[Data entries]
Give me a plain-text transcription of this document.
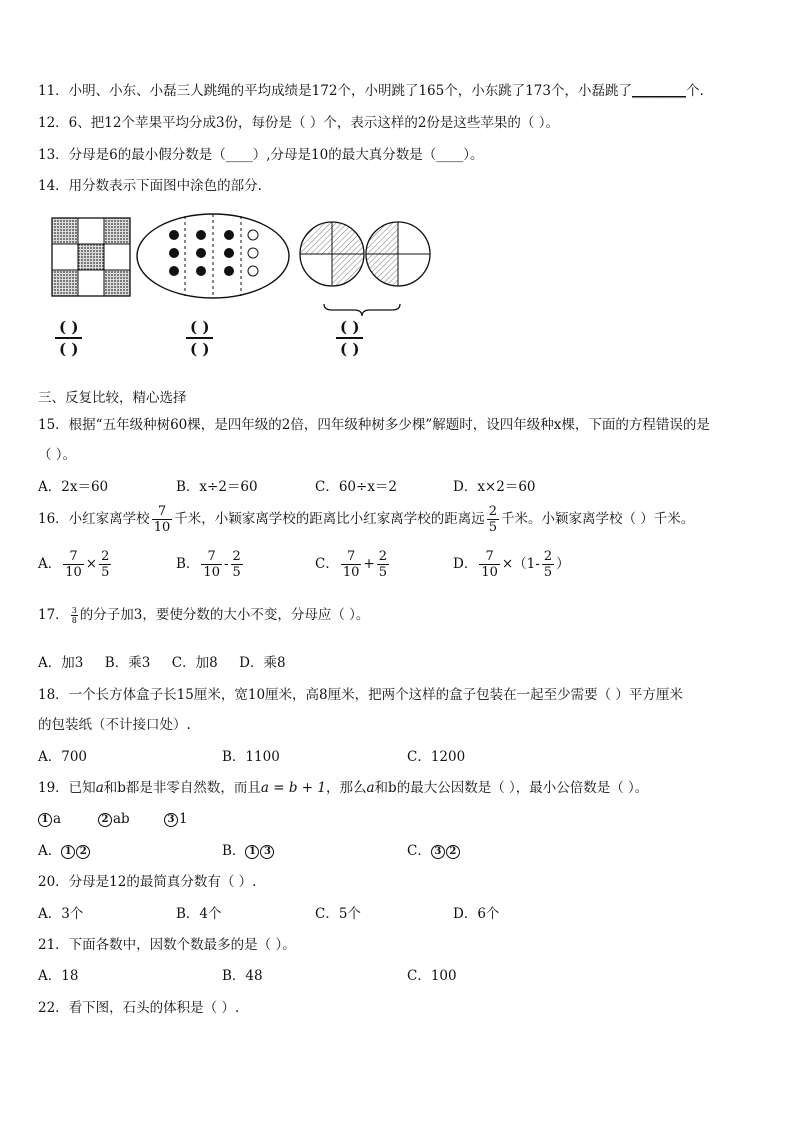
11．小明、小东、小磊三人跳绳的平均成绩是172个，小明跳了165个，小东跳了173个，小磊跳了________个.
12．6、把12个苹果平均分成3份，每份是（ ）个，表示这样的2份是这些苹果的（ ）。
13．分母是6的最小假分数是（____）,分母是10的最大真分数是（____）。
14．用分数表示下面图中涂色的部分.
( )
( )
( )
( )
( )
( )
三、反复比较，精心选择
15．根据“五年级种树60棵，是四年级的2倍，四年级种树多少棵”解题时，设四年级种x棵，下面的方程错误的是
（ ）。
A．2x＝60	B．x÷2＝60	C．60÷x＝2	D．x×2＝60
16．小红家离学校 $\frac{7}{10}$ 千米，小颖家离学校的距离比小红家离学校的距离远 $\frac{2}{5}$ 千米。小颖家离学校（ ）千米。
A． $\frac{7}{10} \times \frac{2}{5}$	B． $\frac{7}{10} - \frac{2}{5}$	C． $\frac{7}{10} + \frac{2}{5}$	D． $\frac{7}{10} \times(1- \frac{2}{5}$ ）
17． $\frac{3}{8}$ 的分子加3，要使分数的大小不变，分母应（ ）。
A．加3     B．乘3     C．加8     D．乘8
18．一个长方体盒子长15厘米，宽10厘米，高8厘米，把两个这样的盒子包装在一起至少需要（ ）平方厘米
的包装纸（不计接口处）.
A．700	B．1100	C．1200
19．已知a和b都是非零自然数，而且a = b + 1，那么a和b的最大公因数是（ ），最小公倍数是（ ）。
1 a	2 ab	3 1
A． 1 2	B． 1 3	C． 3 2
20．分母是12的最简真分数有（ ）.
A．3个	B．4个	C．5个	D．6个
21．下面各数中，因数个数最多的是（ ）。
A．18	B．48	C．100
22．看下图，石头的体积是（ ）.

WHAT THE EXERCISE ASKS:
State how many lines of the listing above include the word "frac". Give nothing but the number.

EXERCISE SOLUTION:
3